Requirements
A: Rewrite the section of the Form 8-K filing starting with "o     Soliciting material pursuant" and going on through "(17 CFR 240.14d-2(b))", putting "Preliminary communications" in place of "Pre-commencement communications".
B: Extend the DPW Holdings Form 8-K filing, picking up after its final sentence.

Text passage
──────
SECURITIES AND EXCHANGE COMMISSION

 

Washington, D.C. 20549

 

____________________________________________________________

 

FORM 8-K

 

CURRENT REPORT

 

Pursuant to Section 13 or 15(d) of the Securities Exchange Act of 1934

 

___________________________________________________________________

 

Date of Report (Date of earliest event reported):  February 25, 2020

 

DPW HOLDINGS, INC.

(Exact name of registrant as specified in its charter)

 

Delaware   001-12711   94-1721931
(State or other jurisdiction of
incorporation or organization)
  (Commission File Number)   (I.R.S. Employer Identification No.)

 

201 Shipyard Way, Suite E, Newport Beach, CA 92663

(Address of principal executive offices) (Zip Code)

 

(949) 444-5464

(Registrant's telephone number, including area code)

 

Check the appropriate box below if the Form 8-K filing is intended to simultaneously satisfy the filing obligation of the registrant under any of the following provisions:

 

o     Written communications pursuant to Rule 425 under the Securities Act (17 CFR 230.425)

o     Soliciting material pursuant to Rule 14a-12 under the Exchange Act (17 CFR 240.14a-12)

o     Pre-commencement communications pursuant to Rule 14d-2(b) under the Exchange Act (17 CFR 240.14d-2(b))

o     Pre-commencement communications pursuant to Rule 13e-4(c) under the Exchange Act (17 CFR 240.13e-4(c))

 

Securities registered pursuant to Section 12(b) of the Act:

 

Title of each class  

Trading

Symbol(s)

  Name of each exchange on which registered
Common Stock, $0.001 par value   DPW   NYSE American

 

Indicate by check mark whether the registrant is an emerging growth company as defined in Rule 405 of the Securities Act of 1933 (§230.405 of this chapter) or Rule 12b-2 of the Securities Exchange Act of 1934 (§240.12b-2 of this chapter).

 

Emerging growth company o

 

If an emerging growth company, indicate by check mark if the registrant has elected not to use the extended transition period for complying with any new or revised financial accounting standards provided pursuant to Section 13(a) of the Exchange Act. o

 

 
   
 

 

Item 1.01 Entry into a Material Definitive Agreement.

 

On February 24, 2020, (the “Closing Date”), DPW Holdings, Inc., a Delaware corporation (the “Company”) entered into a Securities Purchase Agreement (the “Agreement”) with Ault & Company, Inc., a Delaware corporation and a stockholder of the Company (the “Ault & Company”). Milton C. Ault, III, the Company’s Chief Executive Officer and Chairman of the Board of Directors, is the Chairman of the Board of Directors and Chief Executive Officer of Ault & Company. William B. Horne, the Company’s Chief Financial Officer and Vice Chairman of the Board of Directors, is the Vice Chairman of the Board of Directors and Chief Financial Officer of Ault & Company.
──────
Records

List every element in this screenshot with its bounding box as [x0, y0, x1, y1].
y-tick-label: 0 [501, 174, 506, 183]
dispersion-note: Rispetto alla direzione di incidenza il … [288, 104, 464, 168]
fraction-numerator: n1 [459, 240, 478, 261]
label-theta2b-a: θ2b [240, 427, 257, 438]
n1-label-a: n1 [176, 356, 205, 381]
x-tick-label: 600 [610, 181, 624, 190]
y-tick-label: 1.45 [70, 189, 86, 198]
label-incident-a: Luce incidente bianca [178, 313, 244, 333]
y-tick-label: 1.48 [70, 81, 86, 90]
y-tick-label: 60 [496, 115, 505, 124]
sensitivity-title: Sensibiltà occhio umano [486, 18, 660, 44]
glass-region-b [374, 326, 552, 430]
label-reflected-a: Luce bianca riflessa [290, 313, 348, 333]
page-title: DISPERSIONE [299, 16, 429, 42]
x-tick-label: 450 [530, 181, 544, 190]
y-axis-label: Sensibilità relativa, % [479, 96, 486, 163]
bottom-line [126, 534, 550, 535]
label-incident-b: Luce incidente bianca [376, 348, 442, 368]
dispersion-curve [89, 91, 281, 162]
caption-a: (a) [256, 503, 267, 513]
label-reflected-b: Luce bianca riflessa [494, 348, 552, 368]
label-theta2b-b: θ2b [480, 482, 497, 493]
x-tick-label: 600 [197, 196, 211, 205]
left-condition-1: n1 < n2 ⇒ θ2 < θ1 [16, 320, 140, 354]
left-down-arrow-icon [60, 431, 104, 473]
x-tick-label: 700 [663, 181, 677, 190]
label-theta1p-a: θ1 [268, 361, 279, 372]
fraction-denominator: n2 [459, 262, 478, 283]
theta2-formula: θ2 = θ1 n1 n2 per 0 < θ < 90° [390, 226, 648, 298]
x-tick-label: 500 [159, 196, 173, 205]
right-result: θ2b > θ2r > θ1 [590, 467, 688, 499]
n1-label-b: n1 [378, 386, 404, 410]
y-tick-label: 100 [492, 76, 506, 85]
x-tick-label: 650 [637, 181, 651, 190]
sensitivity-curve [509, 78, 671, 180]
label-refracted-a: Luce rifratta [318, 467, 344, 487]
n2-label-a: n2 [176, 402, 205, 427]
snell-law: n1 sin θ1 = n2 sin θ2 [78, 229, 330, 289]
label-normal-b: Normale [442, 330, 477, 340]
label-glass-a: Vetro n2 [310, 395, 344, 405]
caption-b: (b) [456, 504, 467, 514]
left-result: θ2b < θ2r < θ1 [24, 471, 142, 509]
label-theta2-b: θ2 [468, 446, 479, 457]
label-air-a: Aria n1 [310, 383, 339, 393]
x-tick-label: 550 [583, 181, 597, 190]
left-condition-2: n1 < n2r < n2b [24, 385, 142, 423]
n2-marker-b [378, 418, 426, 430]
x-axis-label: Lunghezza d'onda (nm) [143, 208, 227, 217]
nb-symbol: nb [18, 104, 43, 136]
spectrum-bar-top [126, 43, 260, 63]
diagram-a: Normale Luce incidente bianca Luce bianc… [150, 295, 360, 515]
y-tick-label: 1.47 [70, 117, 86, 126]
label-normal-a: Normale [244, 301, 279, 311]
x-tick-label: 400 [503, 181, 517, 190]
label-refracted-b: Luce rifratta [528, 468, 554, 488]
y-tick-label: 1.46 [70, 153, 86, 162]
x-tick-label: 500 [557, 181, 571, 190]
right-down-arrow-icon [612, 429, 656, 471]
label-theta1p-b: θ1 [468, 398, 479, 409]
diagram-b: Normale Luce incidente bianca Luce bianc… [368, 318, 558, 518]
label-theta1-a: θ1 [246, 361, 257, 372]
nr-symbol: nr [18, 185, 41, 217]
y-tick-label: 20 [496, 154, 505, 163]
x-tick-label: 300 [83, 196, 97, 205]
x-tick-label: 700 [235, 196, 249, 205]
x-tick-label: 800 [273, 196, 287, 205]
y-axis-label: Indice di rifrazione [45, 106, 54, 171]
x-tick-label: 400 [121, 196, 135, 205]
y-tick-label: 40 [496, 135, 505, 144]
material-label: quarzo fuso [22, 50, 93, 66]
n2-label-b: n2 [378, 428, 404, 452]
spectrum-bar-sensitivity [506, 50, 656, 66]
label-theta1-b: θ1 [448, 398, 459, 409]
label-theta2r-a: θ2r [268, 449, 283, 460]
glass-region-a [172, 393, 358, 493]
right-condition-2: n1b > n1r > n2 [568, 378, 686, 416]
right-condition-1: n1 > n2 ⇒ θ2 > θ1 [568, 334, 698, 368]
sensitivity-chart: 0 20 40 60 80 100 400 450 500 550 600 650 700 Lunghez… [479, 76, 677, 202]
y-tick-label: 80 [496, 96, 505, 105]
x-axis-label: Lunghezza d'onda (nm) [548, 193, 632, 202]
──────
Per-task answers
A:
o     Soliciting material pursuant to Rule 14a-12 under the Exchange Act (17 CFR 240.14a-12)

o     Preliminary communications pursuant to Rule 14d-2(b) under the Exchange Act (17 CFR 240.14d-2(b))

B:
 

Pursuant to the terms of the Agreement, Ault & Company will invest at its sole and absolute discretion up to $15,000,000 (the “Purchase Price”) in the Company through the purchase of the Company’s Series C Convertible Preferred Stock (“Series C Preferred Stock”), during the period commencing on the Closing Date and ending on the earlier of (i) March 23, 2025, or (ii) the closing date on which the sum of the aggregate purchase price for all the shares of the Series C Preferred Stock equals the Purchase Price. Each share of Series C Preferred Stock, par value $0.001, shall be purchased at $1,000 (the “Stated Value”) for up to a maximum issuance of 15,000 shares of Series C Preferred Stock. Each share of Series C Preferred Stock shall become convertible into such number of fully paid and non-assessable shares of the Company’s common stock (“Common Stock”) for $1.76 per share, subject to adjustments.

 

Upon the voluntary or involuntary liquidation, dissolution or winding up of the Company’s affairs, then, before any distribution or payment shall be made to the holders of any Common Stock or any other class or series of junior stock, the holders of the Series C Preferred Stock shall be entitled to receive out liquidating distributions in the amount of $1,000.00 per share. The holders of Series C Preferred Stock shall be entitled to vote with holders of outstanding shares of Common Stock, voting on an “as converted” basis together as a single class, with respect to any and all matters presented to the stockholders of the Company.

 

Finally, in order to meet the requirement of the NYSE American, Ault & Company may not convert such shares of Series C Preferred Stock into shares of Common Stock without approval of the Company’s stockholders and the NYSE American.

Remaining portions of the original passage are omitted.